A growing number of people are escaping the traditional office and choosing to work as digital nomads. They use technology to earn money while travelling or living abroad.
Most are international freelancers, but many are also remote employees or startup entrepreneurs.
You’ve probably seen them with their laptops and smartphones in coffee shops or beach bars around the world. And you're probably a little bit jealous.
They’ve got smart digital tools there at their fingertips to help with everything from finding work to managing money. If you're interested in becoming a full-time freelancer, here are 11 of the best tools to get started:
Time is money and you’ll need to manage it yourself as a freelancer. This gives you greater freedom, but ensures you get the most value from the time you do spend working.
If you bill by the hour then you must record your time accurately.
Toggl is a simple time tracker that’s popular with freelancers. It’s easy to use and works across mobile and desktop apps (including offline), as well as inside a browser. It even creates nice looking charts about your productivity to share with clients.
Timely is a time tracker based on your calendar so will suit you if you carefully schedule your time.
Sync your calendar then use it normally to estimate the time you intend to spend on different tasks. You can then update Timely about how long it really took so it can generate billing reports.
You may have escaped endless office meetings, but you still need to carefully plan your workload, often as part of a wider team of digital nomads.
Asana is a simple project management tool to keep track of tasks from the first pitch to getting paid.
It’s great for teams working remotely as you can easily see who is delivering which tasks and when, although it’s also useful when working on your own.
If you like covering your workspace in post-it notes then you’ll like Trello.

**WORK TO COMPLETE:**
1. Answer these questions using the text on tools for digital nomads:
(a) Which time tracker creates charts about your productivity to share with clients?
(b) What is Timely based on?
(c) According to the text, Asana keeps track of tasks from what point to what point?
2. Translate this sentence from the text on tools for digital nomads into Spanish: "It’s great for teams working remotely as you can easily see who is delivering which tasks and when, although it’s also useful when working on your own."

**Document layout detection data:**
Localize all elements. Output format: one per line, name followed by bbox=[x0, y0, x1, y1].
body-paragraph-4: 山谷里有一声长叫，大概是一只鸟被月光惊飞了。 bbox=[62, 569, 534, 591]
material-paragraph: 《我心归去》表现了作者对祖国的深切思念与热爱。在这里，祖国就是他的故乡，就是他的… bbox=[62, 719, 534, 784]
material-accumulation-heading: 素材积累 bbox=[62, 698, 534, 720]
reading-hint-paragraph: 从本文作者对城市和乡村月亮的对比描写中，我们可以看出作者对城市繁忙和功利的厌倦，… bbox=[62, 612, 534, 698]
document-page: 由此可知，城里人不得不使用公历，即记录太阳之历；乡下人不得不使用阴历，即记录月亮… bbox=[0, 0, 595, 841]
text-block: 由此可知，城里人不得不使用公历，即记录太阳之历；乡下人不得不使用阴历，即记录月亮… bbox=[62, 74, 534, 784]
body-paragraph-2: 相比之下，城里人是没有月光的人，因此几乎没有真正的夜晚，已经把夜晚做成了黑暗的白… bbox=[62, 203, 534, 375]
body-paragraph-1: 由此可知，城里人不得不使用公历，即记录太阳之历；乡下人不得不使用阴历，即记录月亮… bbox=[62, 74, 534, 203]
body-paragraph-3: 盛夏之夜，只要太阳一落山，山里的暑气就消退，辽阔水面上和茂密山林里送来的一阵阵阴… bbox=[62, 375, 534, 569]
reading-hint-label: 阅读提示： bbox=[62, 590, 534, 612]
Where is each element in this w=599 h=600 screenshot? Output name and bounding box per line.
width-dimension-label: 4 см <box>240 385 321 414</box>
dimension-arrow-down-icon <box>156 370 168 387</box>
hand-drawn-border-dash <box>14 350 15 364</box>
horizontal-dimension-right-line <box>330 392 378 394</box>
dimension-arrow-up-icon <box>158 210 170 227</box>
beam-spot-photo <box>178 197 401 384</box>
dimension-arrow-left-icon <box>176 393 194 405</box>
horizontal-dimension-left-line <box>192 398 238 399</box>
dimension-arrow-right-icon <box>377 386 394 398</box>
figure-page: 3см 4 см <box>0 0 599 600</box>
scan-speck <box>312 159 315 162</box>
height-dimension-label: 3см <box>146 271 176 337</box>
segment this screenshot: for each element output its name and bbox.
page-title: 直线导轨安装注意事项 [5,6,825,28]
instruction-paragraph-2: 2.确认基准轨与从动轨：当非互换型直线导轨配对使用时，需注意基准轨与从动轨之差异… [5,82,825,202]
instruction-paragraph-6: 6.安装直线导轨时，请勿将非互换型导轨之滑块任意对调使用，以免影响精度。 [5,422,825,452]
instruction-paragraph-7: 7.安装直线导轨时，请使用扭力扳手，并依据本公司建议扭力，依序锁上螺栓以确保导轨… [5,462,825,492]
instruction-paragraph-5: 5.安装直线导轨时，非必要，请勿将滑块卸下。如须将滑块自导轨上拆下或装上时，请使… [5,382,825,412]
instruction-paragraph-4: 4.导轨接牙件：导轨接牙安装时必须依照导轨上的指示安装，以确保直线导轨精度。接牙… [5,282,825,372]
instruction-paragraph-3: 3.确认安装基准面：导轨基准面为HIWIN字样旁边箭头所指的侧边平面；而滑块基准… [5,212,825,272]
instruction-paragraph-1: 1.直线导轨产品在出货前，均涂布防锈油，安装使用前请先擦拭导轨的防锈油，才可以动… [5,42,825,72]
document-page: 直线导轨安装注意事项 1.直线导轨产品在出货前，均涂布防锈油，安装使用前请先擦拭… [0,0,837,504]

**ANSWERS TO THE TASKS:**
1.
(a) Toggl
(b) Your calendar
(c) From the first pitch to getting paid

2. Es ideal para equipos que trabajan a distancia, ya que puedes ver fácilmente quién está entregando qué tareas y cuándo, aunque también es útil cuando trabajas por tu cuenta.